__Part of a data file__:

***

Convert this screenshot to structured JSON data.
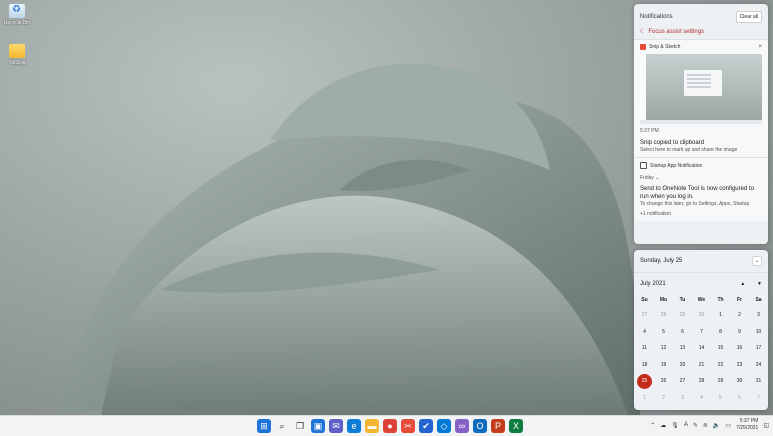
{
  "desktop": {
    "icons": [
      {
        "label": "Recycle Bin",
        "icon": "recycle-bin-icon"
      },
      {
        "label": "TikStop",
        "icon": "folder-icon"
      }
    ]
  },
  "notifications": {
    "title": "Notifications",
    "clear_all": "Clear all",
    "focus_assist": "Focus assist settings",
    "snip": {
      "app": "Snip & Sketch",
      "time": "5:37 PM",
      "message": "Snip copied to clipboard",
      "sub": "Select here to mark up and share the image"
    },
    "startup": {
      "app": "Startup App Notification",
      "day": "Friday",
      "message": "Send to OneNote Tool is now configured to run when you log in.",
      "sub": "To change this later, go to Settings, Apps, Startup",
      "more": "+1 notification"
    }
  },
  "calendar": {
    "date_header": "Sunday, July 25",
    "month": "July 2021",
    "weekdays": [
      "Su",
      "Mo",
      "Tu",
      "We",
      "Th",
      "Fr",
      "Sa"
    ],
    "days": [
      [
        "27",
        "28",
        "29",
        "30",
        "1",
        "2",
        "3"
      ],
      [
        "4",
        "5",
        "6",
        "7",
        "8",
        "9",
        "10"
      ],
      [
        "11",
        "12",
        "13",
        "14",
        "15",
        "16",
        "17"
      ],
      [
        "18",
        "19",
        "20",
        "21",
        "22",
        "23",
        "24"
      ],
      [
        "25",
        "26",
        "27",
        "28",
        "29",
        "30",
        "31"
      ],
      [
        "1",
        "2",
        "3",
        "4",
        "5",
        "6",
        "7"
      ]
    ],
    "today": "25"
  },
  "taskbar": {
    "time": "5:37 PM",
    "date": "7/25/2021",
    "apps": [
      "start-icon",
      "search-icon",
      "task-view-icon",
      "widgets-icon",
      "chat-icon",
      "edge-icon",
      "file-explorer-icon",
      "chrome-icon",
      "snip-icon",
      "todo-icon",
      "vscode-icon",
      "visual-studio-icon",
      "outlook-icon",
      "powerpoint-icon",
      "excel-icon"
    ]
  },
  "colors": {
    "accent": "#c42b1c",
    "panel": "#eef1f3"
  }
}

***

__Task to carry out__:
Leave the images out and output the remaining material exactly as it stands.

__Solution to this problem__:
Convert this screenshot to structured JSON data.
{
  "desktop": {
    "icons": [
      {
        "label": "Recycle Bin",
        "icon": "recycle-bin-icon"
      },
      {
        "label": "TikStop",
        "icon": "folder-icon"
      }
    ]
  },
  "notifications": {
    "title": "Notifications",
    "clear_all": "Clear all",
    "focus_assist": "Focus assist settings",
    "snip": {
      "app": "Snip & Sketch",
      "time": "5:37 PM",
      "message": "Snip copied to clipboard",
      "sub": "Select here to mark up and share the image"
    },
    "startup": {
      "app": "Startup App Notification",
      "day": "Friday",
      "message": "Send to OneNote Tool is now configured to run when you log in.",
      "sub": "To change this later, go to Settings, Apps, Startup",
      "more": "+1 notification"
    }
  },
  "calendar": {
    "date_header": "Sunday, July 25",
    "month": "July 2021",
    "weekdays": [
      "Su",
      "Mo",
      "Tu",
      "We",
      "Th",
      "Fr",
      "Sa"
    ],
    "days": [
      [
        "27",
        "28",
        "29",
        "30",
        "1",
        "2",
        "3"
      ],
      [
        "4",
        "5",
        "6",
        "7",
        "8",
        "9",
        "10"
      ],
      [
        "11",
        "12",
        "13",
        "14",
        "15",
        "16",
        "17"
      ],
      [
        "18",
        "19",
        "20",
        "21",
        "22",
        "23",
        "24"
      ],
      [
        "25",
        "26",
        "27",
        "28",
        "29",
        "30",
        "31"
      ],
      [
        "1",
        "2",
        "3",
        "4",
        "5",
        "6",
        "7"
      ]
    ],
    "today": "25"
  },
  "taskbar": {
    "time": "5:37 PM",
    "date": "7/25/2021",
    "apps": [
      "start-icon",
      "search-icon",
      "task-view-icon",
      "widgets-icon",
      "chat-icon",
      "edge-icon",
      "file-explorer-icon",
      "chrome-icon",
      "snip-icon",
      "todo-icon",
      "vscode-icon",
      "visual-studio-icon",
      "outlook-icon",
      "powerpoint-icon",
      "excel-icon"
    ]
  },
  "colors": {
    "accent": "#c42b1c",
    "panel": "#eef1f3"
  }
}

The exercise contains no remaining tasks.